## WHAT YOU SHOULD DO
Output the data that follows exactly, line for line.

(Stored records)
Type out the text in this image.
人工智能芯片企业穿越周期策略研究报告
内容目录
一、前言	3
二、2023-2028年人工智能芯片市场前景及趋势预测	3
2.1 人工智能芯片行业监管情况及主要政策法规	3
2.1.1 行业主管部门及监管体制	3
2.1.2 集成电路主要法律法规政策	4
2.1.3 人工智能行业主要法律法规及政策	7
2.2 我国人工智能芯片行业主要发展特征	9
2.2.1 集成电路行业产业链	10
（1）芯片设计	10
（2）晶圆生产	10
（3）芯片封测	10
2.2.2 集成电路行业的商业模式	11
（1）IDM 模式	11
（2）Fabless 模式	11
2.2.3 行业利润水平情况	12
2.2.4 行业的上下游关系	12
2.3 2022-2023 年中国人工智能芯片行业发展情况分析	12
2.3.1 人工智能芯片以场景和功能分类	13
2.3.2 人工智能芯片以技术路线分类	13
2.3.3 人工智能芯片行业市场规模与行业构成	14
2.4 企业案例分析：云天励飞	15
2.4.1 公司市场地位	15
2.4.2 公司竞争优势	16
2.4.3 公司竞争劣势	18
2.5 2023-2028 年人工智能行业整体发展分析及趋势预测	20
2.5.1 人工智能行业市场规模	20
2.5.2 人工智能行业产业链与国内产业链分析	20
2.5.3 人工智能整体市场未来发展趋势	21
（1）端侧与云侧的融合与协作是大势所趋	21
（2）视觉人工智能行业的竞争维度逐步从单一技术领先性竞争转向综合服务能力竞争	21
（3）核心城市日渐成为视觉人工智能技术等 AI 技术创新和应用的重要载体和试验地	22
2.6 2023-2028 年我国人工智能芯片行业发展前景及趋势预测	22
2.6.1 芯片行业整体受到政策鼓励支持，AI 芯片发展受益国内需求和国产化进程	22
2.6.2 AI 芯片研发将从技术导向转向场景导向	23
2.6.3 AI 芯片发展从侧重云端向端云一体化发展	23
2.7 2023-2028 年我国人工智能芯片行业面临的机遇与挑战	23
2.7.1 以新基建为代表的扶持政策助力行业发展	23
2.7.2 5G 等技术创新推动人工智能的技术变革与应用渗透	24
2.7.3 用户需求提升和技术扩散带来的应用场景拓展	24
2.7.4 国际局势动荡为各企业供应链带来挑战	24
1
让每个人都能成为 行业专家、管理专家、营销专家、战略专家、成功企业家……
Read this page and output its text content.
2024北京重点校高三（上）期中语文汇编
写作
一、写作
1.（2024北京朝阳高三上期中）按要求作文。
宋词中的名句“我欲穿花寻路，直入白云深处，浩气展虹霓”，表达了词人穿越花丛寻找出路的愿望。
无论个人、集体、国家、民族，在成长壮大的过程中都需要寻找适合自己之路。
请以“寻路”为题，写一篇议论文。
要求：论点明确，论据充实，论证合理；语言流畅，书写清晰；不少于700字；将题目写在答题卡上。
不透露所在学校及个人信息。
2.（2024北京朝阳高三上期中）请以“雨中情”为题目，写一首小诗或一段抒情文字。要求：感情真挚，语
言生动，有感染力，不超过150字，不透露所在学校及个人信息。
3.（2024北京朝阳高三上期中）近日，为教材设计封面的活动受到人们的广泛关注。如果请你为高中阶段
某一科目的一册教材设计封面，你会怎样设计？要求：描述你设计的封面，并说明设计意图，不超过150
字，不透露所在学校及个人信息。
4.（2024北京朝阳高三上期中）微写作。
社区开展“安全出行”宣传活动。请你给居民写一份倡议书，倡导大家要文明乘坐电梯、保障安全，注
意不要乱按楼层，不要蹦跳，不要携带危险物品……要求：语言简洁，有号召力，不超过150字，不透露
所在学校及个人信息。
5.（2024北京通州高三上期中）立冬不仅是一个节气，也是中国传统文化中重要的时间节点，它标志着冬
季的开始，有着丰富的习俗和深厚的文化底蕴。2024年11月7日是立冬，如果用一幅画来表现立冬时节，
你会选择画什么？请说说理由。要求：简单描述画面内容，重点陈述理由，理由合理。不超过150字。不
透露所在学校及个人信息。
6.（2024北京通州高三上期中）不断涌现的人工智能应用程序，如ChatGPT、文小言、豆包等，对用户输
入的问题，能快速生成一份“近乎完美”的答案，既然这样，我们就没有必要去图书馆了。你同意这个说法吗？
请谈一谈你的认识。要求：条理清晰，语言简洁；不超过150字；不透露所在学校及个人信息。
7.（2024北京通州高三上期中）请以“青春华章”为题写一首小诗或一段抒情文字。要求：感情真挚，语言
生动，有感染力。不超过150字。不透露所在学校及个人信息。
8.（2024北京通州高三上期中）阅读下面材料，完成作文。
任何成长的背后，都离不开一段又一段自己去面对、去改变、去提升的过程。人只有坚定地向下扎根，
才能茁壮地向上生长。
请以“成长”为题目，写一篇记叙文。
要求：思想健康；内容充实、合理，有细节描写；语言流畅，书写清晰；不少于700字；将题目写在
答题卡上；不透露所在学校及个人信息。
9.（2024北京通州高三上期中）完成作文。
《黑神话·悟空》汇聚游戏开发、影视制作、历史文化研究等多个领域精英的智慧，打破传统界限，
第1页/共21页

## CORRECT OUTPUT
Type out the text in this image.
人工智能芯片企业穿越周期策略研究报告
内容目录
一、前言	3
二、2023-2028年人工智能芯片市场前景及趋势预测	3
2.1 人工智能芯片行业监管情况及主要政策法规	3
2.1.1 行业主管部门及监管体制	3
2.1.2 集成电路主要法律法规政策	4
2.1.3 人工智能行业主要法律法规及政策	7
2.2 我国人工智能芯片行业主要发展特征	9
2.2.1 集成电路行业产业链	10
（1）芯片设计	10
（2）晶圆生产	10
（3）芯片封测	10
2.2.2 集成电路行业的商业模式	11
（1）IDM 模式	11
（2）Fabless 模式	11
2.2.3 行业利润水平情况	12
2.2.4 行业的上下游关系	12
2.3 2022-2023 年中国人工智能芯片行业发展情况分析	12
2.3.1 人工智能芯片以场景和功能分类	13
2.3.2 人工智能芯片以技术路线分类	13
2.3.3 人工智能芯片行业市场规模与行业构成	14
2.4 企业案例分析：云天励飞	15
2.4.1 公司市场地位	15
2.4.2 公司竞争优势	16
2.4.3 公司竞争劣势	18
2.5 2023-2028 年人工智能行业整体发展分析及趋势预测	20
2.5.1 人工智能行业市场规模	20
2.5.2 人工智能行业产业链与国内产业链分析	20
2.5.3 人工智能整体市场未来发展趋势	21
（1）端侧与云侧的融合与协作是大势所趋	21
（2）视觉人工智能行业的竞争维度逐步从单一技术领先性竞争转向综合服务能力竞争	21
（3）核心城市日渐成为视觉人工智能技术等 AI 技术创新和应用的重要载体和试验地	22
2.6 2023-2028 年我国人工智能芯片行业发展前景及趋势预测	22
2.6.1 芯片行业整体受到政策鼓励支持，AI 芯片发展受益国内需求和国产化进程	22
2.6.2 AI 芯片研发将从技术导向转向场景导向	23
2.6.3 AI 芯片发展从侧重云端向端云一体化发展	23
2.7 2023-2028 年我国人工智能芯片行业面临的机遇与挑战	23
2.7.1 以新基建为代表的扶持政策助力行业发展	23
2.7.2 5G 等技术创新推动人工智能的技术变革与应用渗透	24
2.7.3 用户需求提升和技术扩散带来的应用场景拓展	24
2.7.4 国际局势动荡为各企业供应链带来挑战	24
1
让每个人都能成为 行业专家、管理专家、营销专家、战略专家、成功企业家……
Read this page and output its text content.
2024北京重点校高三（上）期中语文汇编
写作
一、写作
1.（2024北京朝阳高三上期中）按要求作文。
宋词中的名句“我欲穿花寻路，直入白云深处，浩气展虹霓”，表达了词人穿越花丛寻找出路的愿望。
无论个人、集体、国家、民族，在成长壮大的过程中都需要寻找适合自己之路。
请以“寻路”为题，写一篇议论文。
要求：论点明确，论据充实，论证合理；语言流畅，书写清晰；不少于700字；将题目写在答题卡上。
不透露所在学校及个人信息。
2.（2024北京朝阳高三上期中）请以“雨中情”为题目，写一首小诗或一段抒情文字。要求：感情真挚，语
言生动，有感染力，不超过150字，不透露所在学校及个人信息。
3.（2024北京朝阳高三上期中）近日，为教材设计封面的活动受到人们的广泛关注。如果请你为高中阶段
某一科目的一册教材设计封面，你会怎样设计？要求：描述你设计的封面，并说明设计意图，不超过150
字，不透露所在学校及个人信息。
4.（2024北京朝阳高三上期中）微写作。
社区开展“安全出行”宣传活动。请你给居民写一份倡议书，倡导大家要文明乘坐电梯、保障安全，注
意不要乱按楼层，不要蹦跳，不要携带危险物品……要求：语言简洁，有号召力，不超过150字，不透露
所在学校及个人信息。
5.（2024北京通州高三上期中）立冬不仅是一个节气，也是中国传统文化中重要的时间节点，它标志着冬
季的开始，有着丰富的习俗和深厚的文化底蕴。2024年11月7日是立冬，如果用一幅画来表现立冬时节，
你会选择画什么？请说说理由。要求：简单描述画面内容，重点陈述理由，理由合理。不超过150字。不
透露所在学校及个人信息。
6.（2024北京通州高三上期中）不断涌现的人工智能应用程序，如ChatGPT、文小言、豆包等，对用户输
入的问题，能快速生成一份“近乎完美”的答案，既然这样，我们就没有必要去图书馆了。你同意这个说法吗？
请谈一谈你的认识。要求：条理清晰，语言简洁；不超过150字；不透露所在学校及个人信息。
7.（2024北京通州高三上期中）请以“青春华章”为题写一首小诗或一段抒情文字。要求：感情真挚，语言
生动，有感染力。不超过150字。不透露所在学校及个人信息。
8.（2024北京通州高三上期中）阅读下面材料，完成作文。
任何成长的背后，都离不开一段又一段自己去面对、去改变、去提升的过程。人只有坚定地向下扎根，
才能茁壮地向上生长。
请以“成长”为题目，写一篇记叙文。
要求：思想健康；内容充实、合理，有细节描写；语言流畅，书写清晰；不少于700字；将题目写在
答题卡上；不透露所在学校及个人信息。
9.（2024北京通州高三上期中）完成作文。
《黑神话·悟空》汇聚游戏开发、影视制作、历史文化研究等多个领域精英的智慧，打破传统界限，
第1页/共21页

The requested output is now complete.